#### PAGE TEXT
|---|

Word out of Hot Springs, Arkansas is that Will Take Charge is in fine fettle, and that we should expect to see the genuine article when he makes his debut as an older horse in the Donn Handicap in two weeks time. If so, if the newly minted 3yo Male Champion that danced every dance, and finished 2013 off so strongly, can indeed pick up where he left off and shine again in this new year, he will be bucking a trend in American racing that needs a good bucking.
Of the last dozen 3yo Male Champions, only two of those Eclipse Award winners became stakes winners in their four-year-old season. Think about that for a moment. The horses that we recognized as the best of our most celebrated division failed to come back to win a single stakes race the following year in ten of the last twelve seasons. I believe this stat, as much as any, speaks to a real weakness in American racing. It is also easily explained. Take a look at the list’s respective four-year-old seasons.
2001 - Point Given - Retired
2002 - War Emblem - Retired
2003 - Funny Cide - (10-3-2-3) Jockey Club Gold Cup winner.
2004 - Smarty Jones - Retired
2005 - Afleet Alex - Retired
2006 - Bernardini - Retired
2007 - Curlin - (7-5-1-0) Horse of the Year.
2008 - Big Brown - Retired
2009 - Summer Bird - Retired
2010 - Lookin at Lucky - Retired
2011 - Animal Kingdom - (2-1-1-0) Allowance winner and BC Mile 2nd.
2012 - I’ll Have Another - Retired
As you can see, most of the last dozen 3yo Male Champions had no chance to prove to be quality older horses. 75% of them were retired before their older racing career could begin. Of the other three, Curlin came back as good as ever, Funny Cide was solid, and a major winner, and Animal Kingdom lost much of his four-year-old season, but still proved his class in the Breeders’ Cup Mile, and then famously in the following year’s Dubai World Cup.
This success is a good sign for Will Take Charge, the older horse, but frankly, the way he closed last year, he does not seem like a colt in need of positive omens.

|---|

Dataset entries:
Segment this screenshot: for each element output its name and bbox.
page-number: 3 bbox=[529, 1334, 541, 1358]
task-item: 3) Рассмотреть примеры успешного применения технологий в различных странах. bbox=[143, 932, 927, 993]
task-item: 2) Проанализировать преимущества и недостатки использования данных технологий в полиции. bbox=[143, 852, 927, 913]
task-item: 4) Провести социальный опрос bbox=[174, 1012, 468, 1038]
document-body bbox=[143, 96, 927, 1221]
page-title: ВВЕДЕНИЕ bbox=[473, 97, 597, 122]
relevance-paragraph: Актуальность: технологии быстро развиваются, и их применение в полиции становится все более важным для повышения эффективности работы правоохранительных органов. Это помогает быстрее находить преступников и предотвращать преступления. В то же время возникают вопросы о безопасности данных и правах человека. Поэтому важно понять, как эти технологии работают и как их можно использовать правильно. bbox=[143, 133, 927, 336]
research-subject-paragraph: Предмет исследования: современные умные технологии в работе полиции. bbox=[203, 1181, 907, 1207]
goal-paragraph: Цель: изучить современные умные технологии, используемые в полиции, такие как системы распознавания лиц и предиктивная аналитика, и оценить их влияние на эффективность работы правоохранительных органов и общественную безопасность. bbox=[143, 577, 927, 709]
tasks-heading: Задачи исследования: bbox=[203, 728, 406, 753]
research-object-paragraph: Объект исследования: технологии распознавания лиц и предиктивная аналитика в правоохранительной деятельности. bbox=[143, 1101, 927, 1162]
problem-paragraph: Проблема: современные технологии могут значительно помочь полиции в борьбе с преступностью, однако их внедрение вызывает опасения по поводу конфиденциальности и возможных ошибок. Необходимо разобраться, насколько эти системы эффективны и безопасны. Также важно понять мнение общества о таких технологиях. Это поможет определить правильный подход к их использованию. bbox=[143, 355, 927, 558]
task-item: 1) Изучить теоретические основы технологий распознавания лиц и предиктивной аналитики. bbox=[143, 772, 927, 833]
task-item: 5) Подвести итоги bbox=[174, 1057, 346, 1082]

|---|

#### EXERCISE
Pick up the article about Will Take Charge and past 3yo Male Champions after its final sentence and keep writing it.

#### RESPONSE TO THE TASK
An iron horse three-year-old, he ran eleven times in 2013, all of them being stakes races. Will Take Charge ran on seven different dirt tracks ranging in distance from a mile to twelve furlongs. He ran in America’s most prestigious races, and as he did in many of his races, he finished with a flourish.
In his final five races, and since dropping blinkers, he finished a fast closing second to Palace Malice in the Jim Dandy, he defeated the top competition of his crop in the Travers, he easily won the Pennsylvania Derby, he missed getting up in the Breeders’ Cup Classic by a whisker, and then nailed Game On Dude in the final yards of the Clark Handicap.
It appears clear that success for Will Take Charge as a four-year-old will not be the thing that bucks a trend, because the good ones do come back well, and Will Take Charge is definitely a good one. The thing that really makes this son of Unbridled’s Song different than most of our recent champions is his connections’ willingness and sportsmanship in bringing him back for more.
Owner Willis Horton, last seen stealing the show at the Eclipse Awards, should be thanked and congratulated for working out a breeding deal with Three Chimneys that allows him to campaign the best horse he will ever own for his four-year-old season. In fact, that is what I am going to do right now ... On behalf of American racing fans, I say thank you, Willis Horton.